■ **Task details**
Look through the lines below and extract each one that contains "Detection".

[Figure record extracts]
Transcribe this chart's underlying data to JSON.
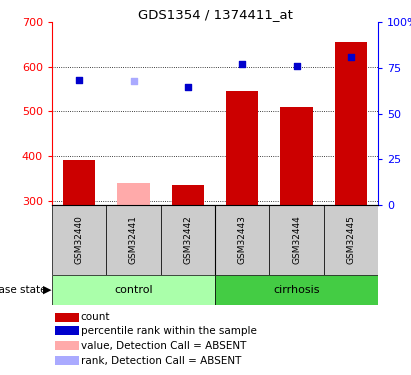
{
  "title": "GDS1354 / 1374411_at",
  "samples": [
    "GSM32440",
    "GSM32441",
    "GSM32442",
    "GSM32443",
    "GSM32444",
    "GSM32445"
  ],
  "bar_values": [
    390,
    340,
    335,
    545,
    510,
    655
  ],
  "bar_colors": [
    "#cc0000",
    "#ffaaaa",
    "#cc0000",
    "#cc0000",
    "#cc0000",
    "#cc0000"
  ],
  "dot_values": [
    570,
    568,
    554,
    607,
    601,
    622
  ],
  "dot_colors": [
    "#0000cc",
    "#aaaaff",
    "#0000cc",
    "#0000cc",
    "#0000cc",
    "#0000cc"
  ],
  "ylim_left": [
    290,
    700
  ],
  "ylim_right": [
    0,
    100
  ],
  "yticks_left": [
    300,
    400,
    500,
    600,
    700
  ],
  "yticks_right": [
    0,
    25,
    50,
    75,
    100
  ],
  "right_tick_labels": [
    "0",
    "25",
    "50",
    "75",
    "100%"
  ],
  "grid_values": [
    300,
    400,
    500,
    600
  ],
  "control_color": "#aaffaa",
  "cirrhosis_color": "#44cc44",
  "legend_items": [
    {
      "color": "#cc0000",
      "label": "count"
    },
    {
      "color": "#0000cc",
      "label": "percentile rank within the sample"
    },
    {
      "color": "#ffaaaa",
      "label": "value, Detection Call = ABSENT"
    },
    {
      "color": "#aaaaff",
      "label": "rank, Detection Call = ABSENT"
    }
  ]
}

■ **Task answer**
      "label": "value, Detection Call = ABSENT"
      "label": "rank, Detection Call = ABSENT"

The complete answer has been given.